> [SELECTION]:
Confederation, Autonomy, Renewal, and Reform
TRANSCEND MEMBERS, 27 Nov 2017
Rene Wadlow – TRANSCEND Media Service
27 Nov 2017 – The Association of World Citizens has a long-standing interest in developing appropriate constitutional structures for States facing the possibilities of prolonged or intensified armed conflicts. In the recent past, we have proposed con-federal structures to deal with conflict situations in Mali, Ukraine, Myanmar, Libya and Cyprus as well as Kurdistan which involves both the structure of Iraq as well as positive cooperation among Kurds living in Iraq, Syria, Turkey and Iran.
Con-federation and autonomy are broad concepts, capable of covering a multitude of visions extending from very limited local initiatives to complete control over everything other than foreign policy. Autonomy can therefore incorporate all situations between nearly total subordination to the center to nearly total independence. The ways in which the elements and patterns of autonomy are put together requires political imagination, far-sighted political leadership, a willingness to compromise, and constant dialogue.

> [SUPPLIED RECORDS]:

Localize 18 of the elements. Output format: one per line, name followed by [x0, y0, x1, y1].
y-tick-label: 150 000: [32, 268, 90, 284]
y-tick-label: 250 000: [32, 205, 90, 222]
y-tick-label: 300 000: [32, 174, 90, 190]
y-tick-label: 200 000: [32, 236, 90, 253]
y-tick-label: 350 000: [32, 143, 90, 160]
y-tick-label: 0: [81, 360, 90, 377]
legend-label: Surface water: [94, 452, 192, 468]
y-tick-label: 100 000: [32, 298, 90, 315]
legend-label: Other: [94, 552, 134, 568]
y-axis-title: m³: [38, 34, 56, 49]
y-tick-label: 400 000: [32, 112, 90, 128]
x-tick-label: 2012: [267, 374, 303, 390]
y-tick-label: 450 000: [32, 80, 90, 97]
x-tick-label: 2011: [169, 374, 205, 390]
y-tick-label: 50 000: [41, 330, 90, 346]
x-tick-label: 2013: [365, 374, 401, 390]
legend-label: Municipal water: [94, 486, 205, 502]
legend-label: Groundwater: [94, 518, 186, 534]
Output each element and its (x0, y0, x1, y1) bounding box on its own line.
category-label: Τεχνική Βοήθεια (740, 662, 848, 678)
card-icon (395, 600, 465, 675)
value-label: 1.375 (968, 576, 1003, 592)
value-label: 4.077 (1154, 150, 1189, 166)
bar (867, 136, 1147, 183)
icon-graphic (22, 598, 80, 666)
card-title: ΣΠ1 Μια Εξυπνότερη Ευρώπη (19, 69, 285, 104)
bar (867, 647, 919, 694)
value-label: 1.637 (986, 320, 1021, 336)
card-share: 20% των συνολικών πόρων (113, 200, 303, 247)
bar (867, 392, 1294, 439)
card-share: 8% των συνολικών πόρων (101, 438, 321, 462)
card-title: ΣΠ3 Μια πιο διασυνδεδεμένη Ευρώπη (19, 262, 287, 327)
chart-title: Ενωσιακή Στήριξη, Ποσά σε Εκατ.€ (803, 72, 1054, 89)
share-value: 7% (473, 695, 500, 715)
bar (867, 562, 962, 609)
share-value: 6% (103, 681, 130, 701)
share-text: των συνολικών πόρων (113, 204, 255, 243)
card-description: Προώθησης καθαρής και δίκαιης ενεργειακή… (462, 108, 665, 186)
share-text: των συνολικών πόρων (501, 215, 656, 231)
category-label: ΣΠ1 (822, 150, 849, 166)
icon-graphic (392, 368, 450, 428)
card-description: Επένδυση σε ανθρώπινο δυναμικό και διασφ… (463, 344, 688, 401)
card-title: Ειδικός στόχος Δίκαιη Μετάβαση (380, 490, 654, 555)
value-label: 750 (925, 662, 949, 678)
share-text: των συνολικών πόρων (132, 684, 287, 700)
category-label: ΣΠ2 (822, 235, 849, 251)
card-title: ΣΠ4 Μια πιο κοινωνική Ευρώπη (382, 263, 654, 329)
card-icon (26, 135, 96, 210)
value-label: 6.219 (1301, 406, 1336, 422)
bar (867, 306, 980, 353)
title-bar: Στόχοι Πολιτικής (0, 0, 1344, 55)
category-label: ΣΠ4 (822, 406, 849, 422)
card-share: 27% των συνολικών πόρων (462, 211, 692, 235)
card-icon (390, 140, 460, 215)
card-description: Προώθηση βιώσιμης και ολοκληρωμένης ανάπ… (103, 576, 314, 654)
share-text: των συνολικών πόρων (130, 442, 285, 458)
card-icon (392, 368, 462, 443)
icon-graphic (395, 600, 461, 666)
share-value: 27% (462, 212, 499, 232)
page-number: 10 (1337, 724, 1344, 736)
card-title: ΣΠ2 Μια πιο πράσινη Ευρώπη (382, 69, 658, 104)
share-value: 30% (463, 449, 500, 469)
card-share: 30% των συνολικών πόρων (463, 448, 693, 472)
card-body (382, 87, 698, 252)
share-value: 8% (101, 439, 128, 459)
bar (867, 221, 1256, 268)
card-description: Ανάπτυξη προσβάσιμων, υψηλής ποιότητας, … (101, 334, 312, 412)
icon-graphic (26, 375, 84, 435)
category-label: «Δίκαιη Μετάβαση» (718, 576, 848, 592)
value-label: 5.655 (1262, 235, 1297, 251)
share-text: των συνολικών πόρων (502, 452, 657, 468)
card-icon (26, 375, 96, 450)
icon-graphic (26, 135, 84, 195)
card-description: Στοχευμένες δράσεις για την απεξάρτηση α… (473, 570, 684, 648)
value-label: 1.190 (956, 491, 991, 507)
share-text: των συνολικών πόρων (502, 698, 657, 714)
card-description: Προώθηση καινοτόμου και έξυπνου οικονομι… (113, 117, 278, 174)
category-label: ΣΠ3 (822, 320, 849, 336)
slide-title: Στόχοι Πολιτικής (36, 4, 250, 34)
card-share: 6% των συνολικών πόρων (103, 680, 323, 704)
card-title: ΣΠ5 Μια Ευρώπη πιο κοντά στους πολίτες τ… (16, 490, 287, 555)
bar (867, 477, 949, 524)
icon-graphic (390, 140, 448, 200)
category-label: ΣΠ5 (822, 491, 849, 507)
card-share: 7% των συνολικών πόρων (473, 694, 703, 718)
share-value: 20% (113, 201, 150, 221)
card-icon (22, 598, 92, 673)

> [REQUIRED WORK]:
Continue the article on confederation and autonomy, starting right after its last sentence.

> [ANSWER TO THIS TASK]:
In none of the six situations on which we have made proposals have we found much of a climate for meaningful negotiations although there have been formal negotiation processes carried out in the Ukraine case by the Organization for Security and Cooperation in Europe (OSDE) and on Cyprus by the United Nations.
Negotiations means a joint undertaking by disputants with the aim of settling their disputes on the basis of mutual compromise. Negotiation is a basic political decision-making process, a way of finding common interests, to facilitate compromise without loss of what each considers to be essential objectives. For the parties in a conflict to seek a compromise requires a certain climate – an informed public opinion that will accept the compromise and build better future relations on the agreement.
The challenges posed by the conflicts in Mali, Ukraine, Myanmar, Libya, Cyprus and Kurdistan need to be measured against the broad concept of security. Barry Buzan of the University of Copenhagen sets out four types of security:
- Political security concerns the organizational stability of states, systems of government, and the ideologies that give them legitimacy.
- Economic security concerns access to the resources, finances and markets necessary to sustain acceptable levels of welfare.
- Societal security concerns the sustainability within acceptable conditions of the evolution of traditional patterns of language, culture, religions and customs.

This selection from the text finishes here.